Your instructions. Search the material for the string "colors" and copy each line where it occurs.
▽
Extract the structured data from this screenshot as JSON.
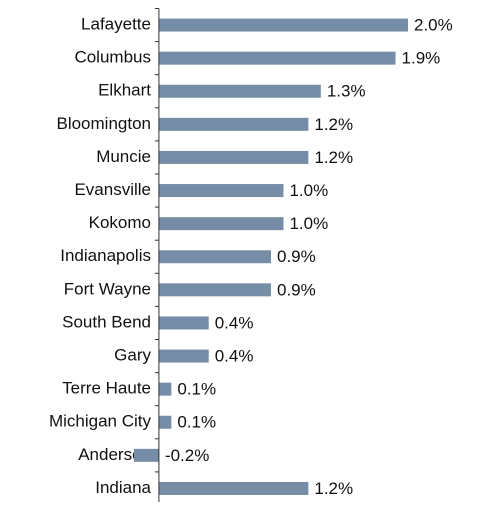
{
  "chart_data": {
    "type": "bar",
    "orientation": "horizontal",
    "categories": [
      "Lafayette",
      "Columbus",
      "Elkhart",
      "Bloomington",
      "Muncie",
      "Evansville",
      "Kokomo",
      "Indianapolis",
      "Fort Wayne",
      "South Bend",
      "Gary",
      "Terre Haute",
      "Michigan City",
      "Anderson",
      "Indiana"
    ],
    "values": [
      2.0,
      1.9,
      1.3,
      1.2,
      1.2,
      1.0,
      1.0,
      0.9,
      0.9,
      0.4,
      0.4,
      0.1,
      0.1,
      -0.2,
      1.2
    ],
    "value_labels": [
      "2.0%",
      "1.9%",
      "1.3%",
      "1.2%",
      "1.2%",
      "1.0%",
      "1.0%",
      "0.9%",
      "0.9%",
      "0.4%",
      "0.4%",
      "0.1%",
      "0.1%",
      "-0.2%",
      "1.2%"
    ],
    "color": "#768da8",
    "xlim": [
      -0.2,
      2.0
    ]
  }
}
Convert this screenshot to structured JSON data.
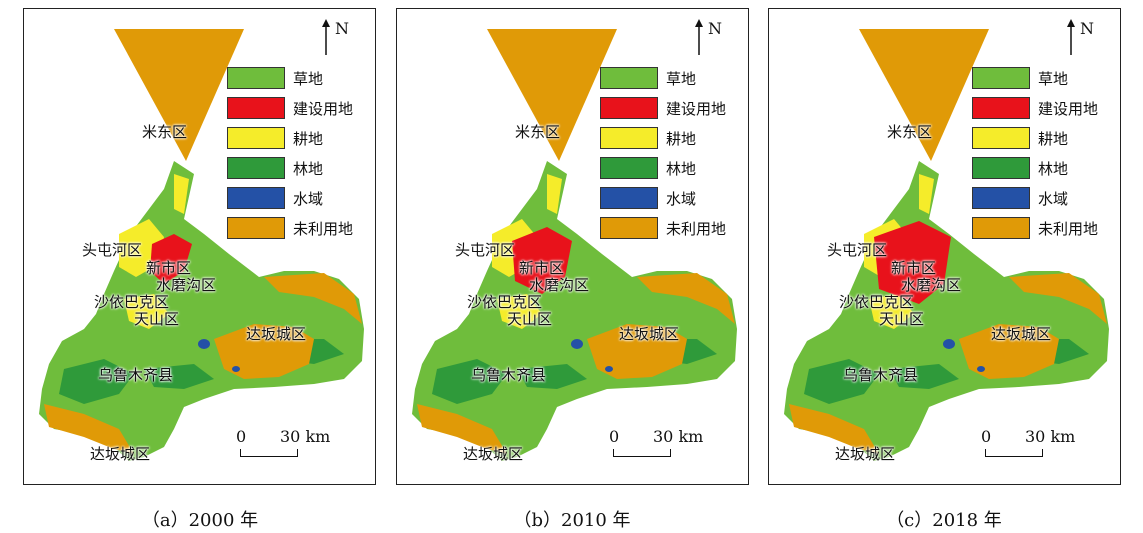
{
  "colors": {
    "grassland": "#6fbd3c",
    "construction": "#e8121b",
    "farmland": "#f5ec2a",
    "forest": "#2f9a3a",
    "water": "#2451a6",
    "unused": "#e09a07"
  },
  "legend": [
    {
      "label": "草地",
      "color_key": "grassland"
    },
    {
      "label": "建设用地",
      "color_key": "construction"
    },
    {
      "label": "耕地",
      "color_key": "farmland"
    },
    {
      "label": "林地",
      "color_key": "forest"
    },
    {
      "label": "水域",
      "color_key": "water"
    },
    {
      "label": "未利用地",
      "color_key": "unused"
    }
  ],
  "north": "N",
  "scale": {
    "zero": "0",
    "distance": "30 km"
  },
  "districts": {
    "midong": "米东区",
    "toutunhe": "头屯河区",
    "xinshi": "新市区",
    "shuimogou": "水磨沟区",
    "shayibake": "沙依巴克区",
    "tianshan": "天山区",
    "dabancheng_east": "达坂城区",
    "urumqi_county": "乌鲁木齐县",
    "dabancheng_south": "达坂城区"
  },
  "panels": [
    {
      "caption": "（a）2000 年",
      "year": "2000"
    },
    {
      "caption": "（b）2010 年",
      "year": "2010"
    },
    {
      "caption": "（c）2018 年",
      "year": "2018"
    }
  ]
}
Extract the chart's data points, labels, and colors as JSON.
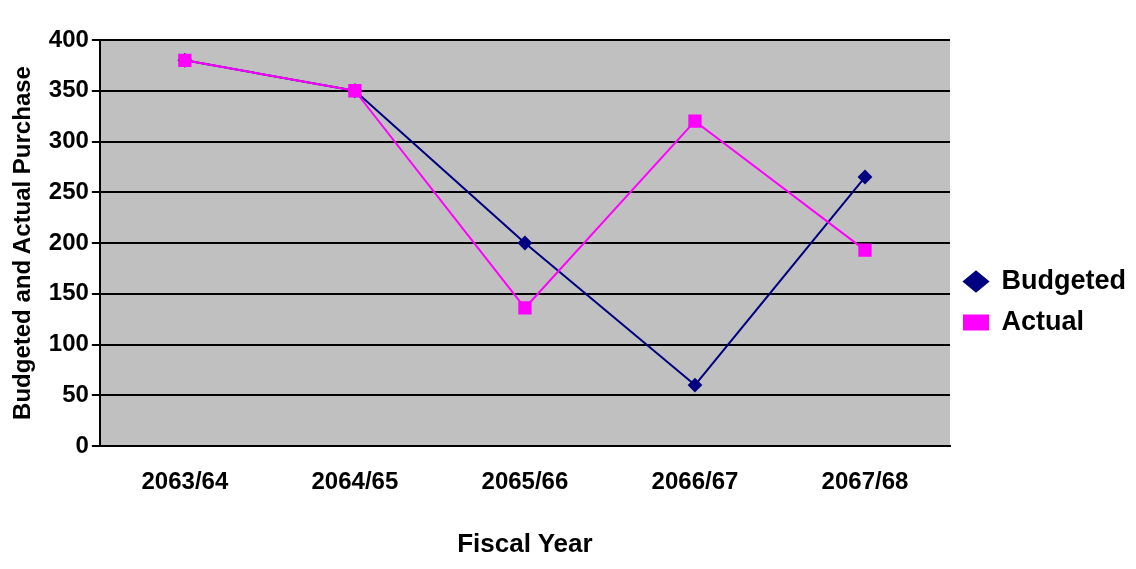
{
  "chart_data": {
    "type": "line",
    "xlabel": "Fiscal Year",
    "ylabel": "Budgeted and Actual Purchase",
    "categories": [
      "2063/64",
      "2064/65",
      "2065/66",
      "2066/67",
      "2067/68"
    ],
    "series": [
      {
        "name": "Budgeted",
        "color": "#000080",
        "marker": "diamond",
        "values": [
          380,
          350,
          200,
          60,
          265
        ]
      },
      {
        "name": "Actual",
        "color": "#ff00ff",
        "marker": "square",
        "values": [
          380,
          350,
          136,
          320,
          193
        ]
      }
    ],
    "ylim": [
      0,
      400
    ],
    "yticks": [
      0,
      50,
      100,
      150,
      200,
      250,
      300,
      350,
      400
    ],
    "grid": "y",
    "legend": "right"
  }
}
△
Task answer.
  "colors": {
Extract the chart's data points, labels, and colors as JSON.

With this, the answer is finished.